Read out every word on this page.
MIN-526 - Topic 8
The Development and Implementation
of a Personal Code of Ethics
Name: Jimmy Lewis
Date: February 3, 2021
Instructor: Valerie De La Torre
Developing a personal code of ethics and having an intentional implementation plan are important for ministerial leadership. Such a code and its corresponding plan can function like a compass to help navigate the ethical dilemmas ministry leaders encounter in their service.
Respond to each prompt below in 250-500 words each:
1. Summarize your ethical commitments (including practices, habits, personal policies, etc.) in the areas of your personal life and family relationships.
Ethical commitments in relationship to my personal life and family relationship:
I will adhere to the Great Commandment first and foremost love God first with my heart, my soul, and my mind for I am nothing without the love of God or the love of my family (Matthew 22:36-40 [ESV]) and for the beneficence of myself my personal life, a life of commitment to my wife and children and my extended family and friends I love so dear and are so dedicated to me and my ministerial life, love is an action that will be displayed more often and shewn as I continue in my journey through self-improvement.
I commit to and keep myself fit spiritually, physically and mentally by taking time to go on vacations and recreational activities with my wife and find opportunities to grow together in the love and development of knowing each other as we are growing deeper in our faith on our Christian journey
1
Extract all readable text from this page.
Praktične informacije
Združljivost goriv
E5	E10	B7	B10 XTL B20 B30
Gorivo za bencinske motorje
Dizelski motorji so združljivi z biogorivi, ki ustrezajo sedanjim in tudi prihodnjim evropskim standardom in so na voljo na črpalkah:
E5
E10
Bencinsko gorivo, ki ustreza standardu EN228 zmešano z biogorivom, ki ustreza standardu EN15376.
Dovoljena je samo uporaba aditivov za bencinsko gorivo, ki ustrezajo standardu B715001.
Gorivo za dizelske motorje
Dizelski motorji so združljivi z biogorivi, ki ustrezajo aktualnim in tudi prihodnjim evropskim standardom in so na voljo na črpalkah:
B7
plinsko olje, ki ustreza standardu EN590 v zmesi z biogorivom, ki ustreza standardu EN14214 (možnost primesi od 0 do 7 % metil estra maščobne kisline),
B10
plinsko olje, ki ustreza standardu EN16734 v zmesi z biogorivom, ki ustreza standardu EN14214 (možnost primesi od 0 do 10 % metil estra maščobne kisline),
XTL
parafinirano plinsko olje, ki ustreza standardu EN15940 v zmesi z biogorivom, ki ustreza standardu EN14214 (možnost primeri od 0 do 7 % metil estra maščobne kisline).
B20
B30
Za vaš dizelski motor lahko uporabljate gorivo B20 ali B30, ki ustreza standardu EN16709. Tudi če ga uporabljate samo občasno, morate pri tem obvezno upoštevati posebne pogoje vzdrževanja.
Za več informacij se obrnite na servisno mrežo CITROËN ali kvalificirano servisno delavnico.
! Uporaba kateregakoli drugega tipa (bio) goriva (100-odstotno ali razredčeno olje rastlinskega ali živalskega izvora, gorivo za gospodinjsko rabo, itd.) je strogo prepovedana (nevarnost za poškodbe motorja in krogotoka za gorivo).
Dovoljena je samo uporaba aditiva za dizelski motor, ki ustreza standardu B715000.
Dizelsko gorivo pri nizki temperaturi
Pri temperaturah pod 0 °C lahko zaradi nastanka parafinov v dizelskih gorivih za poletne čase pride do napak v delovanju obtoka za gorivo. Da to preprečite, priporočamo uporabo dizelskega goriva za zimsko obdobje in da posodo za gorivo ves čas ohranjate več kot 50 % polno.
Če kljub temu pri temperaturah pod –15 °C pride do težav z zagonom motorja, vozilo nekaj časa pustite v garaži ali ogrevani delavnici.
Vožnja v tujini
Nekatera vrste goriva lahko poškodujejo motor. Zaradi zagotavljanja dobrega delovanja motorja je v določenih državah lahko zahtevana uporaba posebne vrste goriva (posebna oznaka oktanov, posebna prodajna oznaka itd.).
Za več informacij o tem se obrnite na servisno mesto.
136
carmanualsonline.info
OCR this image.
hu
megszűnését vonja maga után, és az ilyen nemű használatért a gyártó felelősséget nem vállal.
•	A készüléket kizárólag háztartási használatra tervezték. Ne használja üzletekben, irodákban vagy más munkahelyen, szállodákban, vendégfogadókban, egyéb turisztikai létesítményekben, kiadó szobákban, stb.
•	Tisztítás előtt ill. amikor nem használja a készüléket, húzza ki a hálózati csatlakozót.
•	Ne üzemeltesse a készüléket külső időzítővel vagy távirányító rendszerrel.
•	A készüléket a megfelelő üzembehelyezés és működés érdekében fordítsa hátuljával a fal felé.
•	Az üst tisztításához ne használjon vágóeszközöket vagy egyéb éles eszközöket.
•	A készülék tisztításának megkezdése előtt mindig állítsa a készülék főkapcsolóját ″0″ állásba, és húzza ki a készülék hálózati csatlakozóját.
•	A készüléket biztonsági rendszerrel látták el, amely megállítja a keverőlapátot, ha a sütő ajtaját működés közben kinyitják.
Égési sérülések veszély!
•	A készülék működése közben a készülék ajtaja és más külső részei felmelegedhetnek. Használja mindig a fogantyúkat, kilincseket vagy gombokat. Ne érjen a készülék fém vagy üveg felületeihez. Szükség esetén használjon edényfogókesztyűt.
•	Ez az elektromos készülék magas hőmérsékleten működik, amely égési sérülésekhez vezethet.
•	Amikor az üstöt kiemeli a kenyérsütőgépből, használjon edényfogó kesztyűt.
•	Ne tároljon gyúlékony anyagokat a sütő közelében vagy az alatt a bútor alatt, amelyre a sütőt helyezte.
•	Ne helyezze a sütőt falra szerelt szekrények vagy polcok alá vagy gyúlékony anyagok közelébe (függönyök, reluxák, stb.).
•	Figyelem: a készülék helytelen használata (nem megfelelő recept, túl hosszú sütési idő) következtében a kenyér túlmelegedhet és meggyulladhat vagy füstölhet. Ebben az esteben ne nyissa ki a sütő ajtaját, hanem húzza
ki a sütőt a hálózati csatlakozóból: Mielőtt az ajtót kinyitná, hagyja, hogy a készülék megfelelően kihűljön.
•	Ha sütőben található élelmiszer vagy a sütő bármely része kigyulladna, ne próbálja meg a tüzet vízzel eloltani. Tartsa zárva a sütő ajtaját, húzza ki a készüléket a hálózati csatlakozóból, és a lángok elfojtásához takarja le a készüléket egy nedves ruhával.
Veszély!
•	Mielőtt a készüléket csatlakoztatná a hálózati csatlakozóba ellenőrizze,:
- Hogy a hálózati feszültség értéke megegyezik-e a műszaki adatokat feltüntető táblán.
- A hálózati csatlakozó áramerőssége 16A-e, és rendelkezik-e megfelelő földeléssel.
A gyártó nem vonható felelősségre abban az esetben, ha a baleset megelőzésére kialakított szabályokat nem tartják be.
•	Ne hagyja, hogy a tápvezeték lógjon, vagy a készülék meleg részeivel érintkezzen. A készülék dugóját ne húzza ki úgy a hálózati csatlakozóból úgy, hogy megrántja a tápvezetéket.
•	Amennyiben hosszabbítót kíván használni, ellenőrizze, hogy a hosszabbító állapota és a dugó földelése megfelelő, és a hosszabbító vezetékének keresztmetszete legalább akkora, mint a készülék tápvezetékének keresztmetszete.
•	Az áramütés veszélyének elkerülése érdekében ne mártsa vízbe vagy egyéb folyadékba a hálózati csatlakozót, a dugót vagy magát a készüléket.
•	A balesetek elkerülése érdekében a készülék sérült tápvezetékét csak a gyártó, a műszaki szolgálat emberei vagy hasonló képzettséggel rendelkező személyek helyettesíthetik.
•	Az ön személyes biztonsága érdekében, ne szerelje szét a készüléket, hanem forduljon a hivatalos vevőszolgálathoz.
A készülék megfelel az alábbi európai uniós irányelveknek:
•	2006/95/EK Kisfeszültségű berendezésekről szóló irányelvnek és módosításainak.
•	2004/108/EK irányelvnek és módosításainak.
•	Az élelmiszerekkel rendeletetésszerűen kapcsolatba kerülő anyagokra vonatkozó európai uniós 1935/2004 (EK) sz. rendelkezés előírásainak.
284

□ □ □

Copy, from the material, each line that holds the string "ellenőrizze".

•	Mielőtt a készüléket csatlakoztatná a hálózati csatlakozóba ellenőrizze,:
•	Amennyiben hosszabbítót kíván használni, ellenőrizze, hogy a hosszabbító állapota és a dugó földelése megfelelő, és a hosszabbító vezetékének keresztmetszete legalább akkora, mint a készülék tápvezetékének keresztmetszete.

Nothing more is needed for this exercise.